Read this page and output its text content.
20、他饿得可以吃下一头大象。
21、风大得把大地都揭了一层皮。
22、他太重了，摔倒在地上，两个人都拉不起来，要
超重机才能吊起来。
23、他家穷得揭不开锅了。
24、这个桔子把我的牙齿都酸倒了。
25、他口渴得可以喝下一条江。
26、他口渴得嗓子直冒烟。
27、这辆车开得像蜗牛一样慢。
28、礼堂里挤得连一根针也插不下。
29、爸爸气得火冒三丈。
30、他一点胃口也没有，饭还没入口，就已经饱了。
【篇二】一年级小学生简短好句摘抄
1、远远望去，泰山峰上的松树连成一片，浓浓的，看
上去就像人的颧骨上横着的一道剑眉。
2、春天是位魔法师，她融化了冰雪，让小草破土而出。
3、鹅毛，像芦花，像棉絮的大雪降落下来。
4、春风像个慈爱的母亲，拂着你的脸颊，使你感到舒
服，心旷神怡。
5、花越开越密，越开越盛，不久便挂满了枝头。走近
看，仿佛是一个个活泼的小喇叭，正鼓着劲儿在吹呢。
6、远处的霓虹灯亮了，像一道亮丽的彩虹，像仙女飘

=-=-=-=-=

§ Requirement
Restate the whole listing exactly.

§ Correct response
Read this page and output its text content.
20、他饿得可以吃下一头大象。
21、风大得把大地都揭了一层皮。
22、他太重了，摔倒在地上，两个人都拉不起来，要
超重机才能吊起来。
23、他家穷得揭不开锅了。
24、这个桔子把我的牙齿都酸倒了。
25、他口渴得可以喝下一条江。
26、他口渴得嗓子直冒烟。
27、这辆车开得像蜗牛一样慢。
28、礼堂里挤得连一根针也插不下。
29、爸爸气得火冒三丈。
30、他一点胃口也没有，饭还没入口，就已经饱了。
【篇二】一年级小学生简短好句摘抄
1、远远望去，泰山峰上的松树连成一片，浓浓的，看
上去就像人的颧骨上横着的一道剑眉。
2、春天是位魔法师，她融化了冰雪，让小草破土而出。
3、鹅毛，像芦花，像棉絮的大雪降落下来。
4、春风像个慈爱的母亲，拂着你的脸颊，使你感到舒
服，心旷神怡。
5、花越开越密，越开越盛，不久便挂满了枝头。走近
看，仿佛是一个个活泼的小喇叭，正鼓着劲儿在吹呢。
6、远处的霓虹灯亮了，像一道亮丽的彩虹，像仙女飘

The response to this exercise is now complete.